⟨

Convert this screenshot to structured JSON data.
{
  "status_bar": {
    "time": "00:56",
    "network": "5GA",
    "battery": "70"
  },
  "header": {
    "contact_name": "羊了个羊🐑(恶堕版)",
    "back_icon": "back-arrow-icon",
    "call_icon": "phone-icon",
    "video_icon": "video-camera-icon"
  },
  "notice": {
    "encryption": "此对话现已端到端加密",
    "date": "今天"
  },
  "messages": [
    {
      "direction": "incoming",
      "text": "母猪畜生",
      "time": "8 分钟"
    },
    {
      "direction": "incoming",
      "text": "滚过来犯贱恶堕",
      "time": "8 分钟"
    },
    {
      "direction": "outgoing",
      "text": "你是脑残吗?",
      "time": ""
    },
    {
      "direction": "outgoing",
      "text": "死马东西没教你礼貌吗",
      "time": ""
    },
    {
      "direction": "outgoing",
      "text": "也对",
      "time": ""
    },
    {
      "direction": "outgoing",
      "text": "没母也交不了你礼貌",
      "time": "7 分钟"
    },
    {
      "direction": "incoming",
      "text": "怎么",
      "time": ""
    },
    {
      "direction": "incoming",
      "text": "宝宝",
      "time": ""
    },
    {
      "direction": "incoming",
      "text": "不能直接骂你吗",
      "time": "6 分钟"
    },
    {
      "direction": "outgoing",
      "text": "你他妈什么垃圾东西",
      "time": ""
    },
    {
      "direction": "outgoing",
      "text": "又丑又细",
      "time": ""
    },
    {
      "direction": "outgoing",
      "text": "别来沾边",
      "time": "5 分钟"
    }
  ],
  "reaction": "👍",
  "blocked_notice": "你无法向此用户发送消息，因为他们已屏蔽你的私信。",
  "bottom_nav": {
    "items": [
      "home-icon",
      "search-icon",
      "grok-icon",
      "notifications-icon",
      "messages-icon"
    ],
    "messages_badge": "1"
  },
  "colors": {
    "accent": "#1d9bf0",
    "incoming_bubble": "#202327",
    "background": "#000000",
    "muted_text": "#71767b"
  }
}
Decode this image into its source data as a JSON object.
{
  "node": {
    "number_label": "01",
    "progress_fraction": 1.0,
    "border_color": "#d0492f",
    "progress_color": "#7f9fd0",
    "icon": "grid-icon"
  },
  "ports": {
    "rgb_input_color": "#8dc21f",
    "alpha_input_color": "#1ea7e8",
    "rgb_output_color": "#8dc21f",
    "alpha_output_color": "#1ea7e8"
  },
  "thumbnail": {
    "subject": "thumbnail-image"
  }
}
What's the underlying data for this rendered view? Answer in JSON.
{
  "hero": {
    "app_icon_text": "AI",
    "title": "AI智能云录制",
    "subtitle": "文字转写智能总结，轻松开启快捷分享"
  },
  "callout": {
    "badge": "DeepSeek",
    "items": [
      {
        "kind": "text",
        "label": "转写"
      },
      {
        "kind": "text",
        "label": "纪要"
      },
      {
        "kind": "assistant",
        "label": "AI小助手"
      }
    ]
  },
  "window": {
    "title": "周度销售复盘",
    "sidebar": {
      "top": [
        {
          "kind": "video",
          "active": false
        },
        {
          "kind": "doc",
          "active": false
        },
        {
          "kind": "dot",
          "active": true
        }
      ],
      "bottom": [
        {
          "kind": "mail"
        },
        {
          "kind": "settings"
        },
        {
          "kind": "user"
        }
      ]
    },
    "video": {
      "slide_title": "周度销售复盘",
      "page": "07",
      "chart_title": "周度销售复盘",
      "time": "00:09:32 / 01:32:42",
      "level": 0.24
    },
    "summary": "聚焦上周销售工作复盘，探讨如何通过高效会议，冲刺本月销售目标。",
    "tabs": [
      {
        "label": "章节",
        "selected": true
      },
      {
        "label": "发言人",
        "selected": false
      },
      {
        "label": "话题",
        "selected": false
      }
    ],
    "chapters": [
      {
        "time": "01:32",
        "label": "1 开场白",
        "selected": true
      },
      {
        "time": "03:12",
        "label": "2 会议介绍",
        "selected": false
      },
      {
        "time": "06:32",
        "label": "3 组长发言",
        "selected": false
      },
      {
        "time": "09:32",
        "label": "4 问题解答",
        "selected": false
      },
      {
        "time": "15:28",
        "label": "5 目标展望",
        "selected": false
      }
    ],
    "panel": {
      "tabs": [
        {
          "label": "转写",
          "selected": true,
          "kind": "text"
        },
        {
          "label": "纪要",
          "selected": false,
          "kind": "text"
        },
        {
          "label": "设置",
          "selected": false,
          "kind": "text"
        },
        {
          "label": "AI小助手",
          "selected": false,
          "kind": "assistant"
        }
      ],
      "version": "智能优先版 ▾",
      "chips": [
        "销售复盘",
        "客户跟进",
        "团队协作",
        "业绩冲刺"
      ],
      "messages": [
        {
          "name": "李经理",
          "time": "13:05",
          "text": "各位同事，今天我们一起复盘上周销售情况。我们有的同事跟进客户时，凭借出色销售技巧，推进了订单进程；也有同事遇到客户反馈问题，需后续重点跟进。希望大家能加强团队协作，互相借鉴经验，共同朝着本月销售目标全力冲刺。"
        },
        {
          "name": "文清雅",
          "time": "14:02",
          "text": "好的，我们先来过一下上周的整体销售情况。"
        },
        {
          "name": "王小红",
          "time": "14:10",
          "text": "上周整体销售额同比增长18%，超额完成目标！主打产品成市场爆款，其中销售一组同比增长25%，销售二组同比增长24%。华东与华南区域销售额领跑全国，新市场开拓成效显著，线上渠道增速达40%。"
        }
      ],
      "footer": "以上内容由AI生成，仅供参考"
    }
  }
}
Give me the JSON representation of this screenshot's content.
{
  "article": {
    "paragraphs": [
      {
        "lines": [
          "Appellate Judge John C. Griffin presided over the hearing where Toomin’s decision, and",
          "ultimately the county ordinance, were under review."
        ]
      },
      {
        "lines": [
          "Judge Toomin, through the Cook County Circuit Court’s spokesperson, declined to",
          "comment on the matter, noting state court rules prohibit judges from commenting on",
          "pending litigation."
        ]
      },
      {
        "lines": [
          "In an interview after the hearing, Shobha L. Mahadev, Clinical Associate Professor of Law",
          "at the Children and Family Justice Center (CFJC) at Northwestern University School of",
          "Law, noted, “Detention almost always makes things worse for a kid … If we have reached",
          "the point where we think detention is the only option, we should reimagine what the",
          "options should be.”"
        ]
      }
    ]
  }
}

⟩

Problem requirements
Output the entries exactly.

Output for this exercise
Convert this screenshot to structured JSON data.
{
  "status_bar": {
    "time": "00:56",
    "network": "5GA",
    "battery": "70"
  },
  "header": {
    "contact_name": "羊了个羊🐑(恶堕版)",
    "back_icon": "back-arrow-icon",
    "call_icon": "phone-icon",
    "video_icon": "video-camera-icon"
  },
  "notice": {
    "encryption": "此对话现已端到端加密",
    "date": "今天"
  },
  "messages": [
    {
      "direction": "incoming",
      "text": "母猪畜生",
      "time": "8 分钟"
    },
    {
      "direction": "incoming",
      "text": "滚过来犯贱恶堕",
      "time": "8 分钟"
    },
    {
      "direction": "outgoing",
      "text": "你是脑残吗?",
      "time": ""
    },
    {
      "direction": "outgoing",
      "text": "死马东西没教你礼貌吗",
      "time": ""
    },
    {
      "direction": "outgoing",
      "text": "也对",
      "time": ""
    },
    {
      "direction": "outgoing",
      "text": "没母也交不了你礼貌",
      "time": "7 分钟"
    },
    {
      "direction": "incoming",
      "text": "怎么",
      "time": ""
    },
    {
      "direction": "incoming",
      "text": "宝宝",
      "time": ""
    },
    {
      "direction": "incoming",
      "text": "不能直接骂你吗",
      "time": "6 分钟"
    },
    {
      "direction": "outgoing",
      "text": "你他妈什么垃圾东西",
      "time": ""
    },
    {
      "direction": "outgoing",
      "text": "又丑又细",
      "time": ""
    },
    {
      "direction": "outgoing",
      "text": "别来沾边",
      "time": "5 分钟"
    }
  ],
  "reaction": "👍",
  "blocked_notice": "你无法向此用户发送消息，因为他们已屏蔽你的私信。",
  "bottom_nav": {
    "items": [
      "home-icon",
      "search-icon",
      "grok-icon",
      "notifications-icon",
      "messages-icon"
    ],
    "messages_badge": "1"
  },
  "colors": {
    "accent": "#1d9bf0",
    "incoming_bubble": "#202327",
    "background": "#000000",
    "muted_text": "#71767b"
  }
}
Decode this image into its source data as a JSON object.
{
  "node": {
    "number_label": "01",
    "progress_fraction": 1.0,
    "border_color": "#d0492f",
    "progress_color": "#7f9fd0",
    "icon": "grid-icon"
  },
  "ports": {
    "rgb_input_color": "#8dc21f",
    "alpha_input_color": "#1ea7e8",
    "rgb_output_color": "#8dc21f",
    "alpha_output_color": "#1ea7e8"
  },
  "thumbnail": {
    "subject": "thumbnail-image"
  }
}
What's the underlying data for this rendered view? Answer in JSON.
{
  "hero": {
    "app_icon_text": "AI",
    "title": "AI智能云录制",
    "subtitle": "文字转写智能总结，轻松开启快捷分享"
  },
  "callout": {
    "badge": "DeepSeek",
    "items": [
      {
        "kind": "text",
        "label": "转写"
      },
      {
        "kind": "text",
        "label": "纪要"
      },
      {
        "kind": "assistant",
        "label": "AI小助手"
      }
    ]
  },
  "window": {
    "title": "周度销售复盘",
    "sidebar": {
      "top": [
        {
          "kind": "video",
          "active": false
        },
        {
          "kind": "doc",
          "active": false
        },
        {
          "kind": "dot",
          "active": true
        }
      ],
      "bottom": [
        {
          "kind": "mail"
        },
        {
          "kind": "settings"
        },
        {
          "kind": "user"
        }
      ]
    },
    "video": {
      "slide_title": "周度销售复盘",
      "page": "07",
      "chart_title": "周度销售复盘",
      "time": "00:09:32 / 01:32:42",
      "level": 0.24
    },
    "summary": "聚焦上周销售工作复盘，探讨如何通过高效会议，冲刺本月销售目标。",
    "tabs": [
      {
        "label": "章节",
        "selected": true
      },
      {
        "label": "发言人",
        "selected": false
      },
      {
        "label": "话题",
        "selected": false
      }
    ],
    "chapters": [
      {
        "time": "01:32",
        "label": "1 开场白",
        "selected": true
      },
      {
        "time": "03:12",
        "label": "2 会议介绍",
        "selected": false
      },
      {
        "time": "06:32",
        "label": "3 组长发言",
        "selected": false
      },
      {
        "time": "09:32",
        "label": "4 问题解答",
        "selected": false
      },
      {
        "time": "15:28",
        "label": "5 目标展望",
        "selected": false
      }
    ],
    "panel": {
      "tabs": [
        {
          "label": "转写",
          "selected": true,
          "kind": "text"
        },
        {
          "label": "纪要",
          "selected": false,
          "kind": "text"
        },
        {
          "label": "设置",
          "selected": false,
          "kind": "text"
        },
        {
          "label": "AI小助手",
          "selected": false,
          "kind": "assistant"
        }
      ],
      "version": "智能优先版 ▾",
      "chips": [
        "销售复盘",
        "客户跟进",
        "团队协作",
        "业绩冲刺"
      ],
      "messages": [
        {
          "name": "李经理",
          "time": "13:05",
          "text": "各位同事，今天我们一起复盘上周销售情况。我们有的同事跟进客户时，凭借出色销售技巧，推进了订单进程；也有同事遇到客户反馈问题，需后续重点跟进。希望大家能加强团队协作，互相借鉴经验，共同朝着本月销售目标全力冲刺。"
        },
        {
          "name": "文清雅",
          "time": "14:02",
          "text": "好的，我们先来过一下上周的整体销售情况。"
        },
        {
          "name": "王小红",
          "time": "14:10",
          "text": "上周整体销售额同比增长18%，超额完成目标！主打产品成市场爆款，其中销售一组同比增长25%，销售二组同比增长24%。华东与华南区域销售额领跑全国，新市场开拓成效显著，线上渠道增速达40%。"
        }
      ],
      "footer": "以上内容由AI生成，仅供参考"
    }
  }
}
Give me the JSON representation of this screenshot's content.
{
  "article": {
    "paragraphs": [
      {
        "lines": [
          "Appellate Judge John C. Griffin presided over the hearing where Toomin’s decision, and",
          "ultimately the county ordinance, were under review."
        ]
      },
      {
        "lines": [
          "Judge Toomin, through the Cook County Circuit Court’s spokesperson, declined to",
          "comment on the matter, noting state court rules prohibit judges from commenting on",
          "pending litigation."
        ]
      },
      {
        "lines": [
          "In an interview after the hearing, Shobha L. Mahadev, Clinical Associate Professor of Law",
          "at the Children and Family Justice Center (CFJC) at Northwestern University School of",
          "Law, noted, “Detention almost always makes things worse for a kid … If we have reached",
          "the point where we think detention is the only option, we should reimagine what the",
          "options should be.”"
        ]
      }
    ]
  }
}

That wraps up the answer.